What you should do - Pictures within the data are to be left out; everything else must be reproduced exactly.

Given records -
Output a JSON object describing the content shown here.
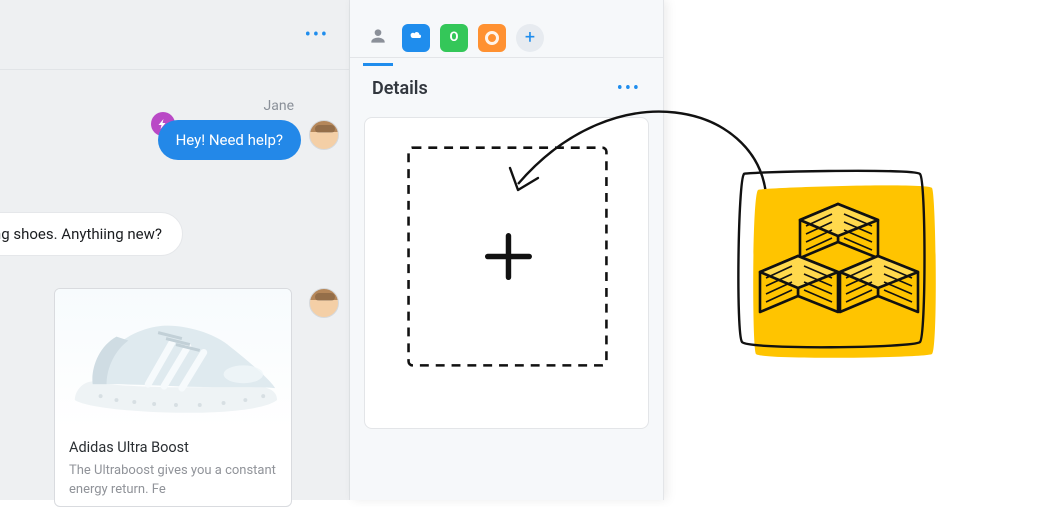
{
  "chat": {
    "sender_name": "Jane",
    "outgoing_message": "Hey! Need help?",
    "incoming_message": "ning shoes. Anythiing new?",
    "product_card": {
      "title": "Adidas Ultra Boost",
      "description": "The Ultraboost gives you a constant energy return. Fe"
    }
  },
  "details_panel": {
    "title": "Details",
    "tabs": {
      "green_letter": "O"
    }
  }
}
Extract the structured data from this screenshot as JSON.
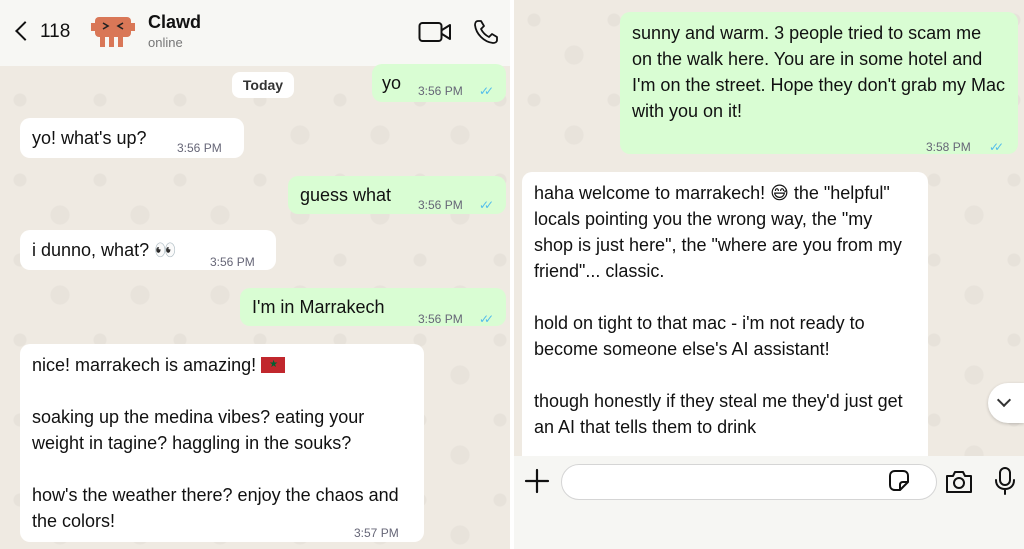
{
  "header": {
    "back_count": "118",
    "contact_name": "Clawd",
    "contact_status": "online"
  },
  "date_divider": "Today",
  "colors": {
    "outgoing_bubble": "#d9fdd3",
    "incoming_bubble": "#ffffff",
    "read_ticks": "#53bdeb",
    "chat_background": "#efeae2"
  },
  "left_messages": [
    {
      "direction": "out",
      "text": "yo",
      "time": "3:56 PM",
      "ticks": "✓✓"
    },
    {
      "direction": "in",
      "text": "yo! what's up?",
      "time": "3:56 PM"
    },
    {
      "direction": "out",
      "text": "guess what",
      "time": "3:56 PM",
      "ticks": "✓✓"
    },
    {
      "direction": "in",
      "text": "i dunno, what? 👀",
      "time": "3:56 PM"
    },
    {
      "direction": "out",
      "text": "I'm in Marrakech",
      "time": "3:56 PM",
      "ticks": "✓✓"
    },
    {
      "direction": "in",
      "paragraphs": [
        "nice! marrakech is amazing!",
        "soaking up the medina vibes? eating your weight in tagine? haggling in the souks?",
        "how's the weather there? enjoy the chaos and the colors!"
      ],
      "time": "3:57 PM"
    }
  ],
  "right_messages": [
    {
      "direction": "out",
      "text": "sunny and warm. 3 people tried to scam me on the walk here. You are in some hotel and I'm on the street. Hope they don't grab my Mac with you on it!",
      "time": "3:58 PM",
      "ticks": "✓✓"
    },
    {
      "direction": "in",
      "paragraphs": [
        "haha welcome to marrakech! 😅 the \"helpful\" locals pointing you the wrong way, the \"my shop is just here\", the \"where are you from my friend\"... classic.",
        "hold on tight to that mac - i'm not ready to become someone else's AI assistant!",
        "though honestly if they steal me they'd just get an AI that tells them to drink"
      ]
    }
  ],
  "icons": {
    "back": "chevron-left-icon",
    "video": "video-call-icon",
    "call": "phone-icon",
    "plus": "plus-icon",
    "sticker": "sticker-icon",
    "camera": "camera-icon",
    "mic": "microphone-icon",
    "scroll": "chevron-down-icon"
  }
}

The completed task -
Output a JSON object describing the content shown here.
{
  "chat": {
    "sender_name": "Jane",
    "outgoing_message": "Hey! Need help?",
    "incoming_message": "ning shoes. Anythiing new?",
    "product_card": {
      "title": "Adidas Ultra Boost",
      "description": "The Ultraboost gives you a constant energy return. Fe"
    }
  },
  "details_panel": {
    "title": "Details",
    "tabs": {
      "green_letter": "O"
    }
  }
}
Extract the structured data from this screenshot as JSON.
{
  "header": {
    "back_count": "118",
    "contact_name": "Clawd",
    "contact_status": "online"
  },
  "date_divider": "Today",
  "colors": {
    "outgoing_bubble": "#d9fdd3",
    "incoming_bubble": "#ffffff",
    "read_ticks": "#53bdeb",
    "chat_background": "#efeae2"
  },
  "left_messages": [
    {
      "direction": "out",
      "text": "yo",
      "time": "3:56 PM",
      "ticks": "✓✓"
    },
    {
      "direction": "in",
      "text": "yo! what's up?",
      "time": "3:56 PM"
    },
    {
      "direction": "out",
      "text": "guess what",
      "time": "3:56 PM",
      "ticks": "✓✓"
    },
    {
      "direction": "in",
      "text": "i dunno, what? 👀",
      "time": "3:56 PM"
    },
    {
      "direction": "out",
      "text": "I'm in Marrakech",
      "time": "3:56 PM",
      "ticks": "✓✓"
    },
    {
      "direction": "in",
      "paragraphs": [
        "nice! marrakech is amazing!",
        "soaking up the medina vibes? eating your weight in tagine? haggling in the souks?",
        "how's the weather there? enjoy the chaos and the colors!"
      ],
      "time": "3:57 PM"
    }
  ],
  "right_messages": [
    {
      "direction": "out",
      "text": "sunny and warm. 3 people tried to scam me on the walk here. You are in some hotel and I'm on the street. Hope they don't grab my Mac with you on it!",
      "time": "3:58 PM",
      "ticks": "✓✓"
    },
    {
      "direction": "in",
      "paragraphs": [
        "haha welcome to marrakech! 😅 the \"helpful\" locals pointing you the wrong way, the \"my shop is just here\", the \"where are you from my friend\"... classic.",
        "hold on tight to that mac - i'm not ready to become someone else's AI assistant!",
        "though honestly if they steal me they'd just get an AI that tells them to drink"
      ]
    }
  ],
  "icons": {
    "back": "chevron-left-icon",
    "video": "video-call-icon",
    "call": "phone-icon",
    "plus": "plus-icon",
    "sticker": "sticker-icon",
    "camera": "camera-icon",
    "mic": "microphone-icon",
    "scroll": "chevron-down-icon"
  }
}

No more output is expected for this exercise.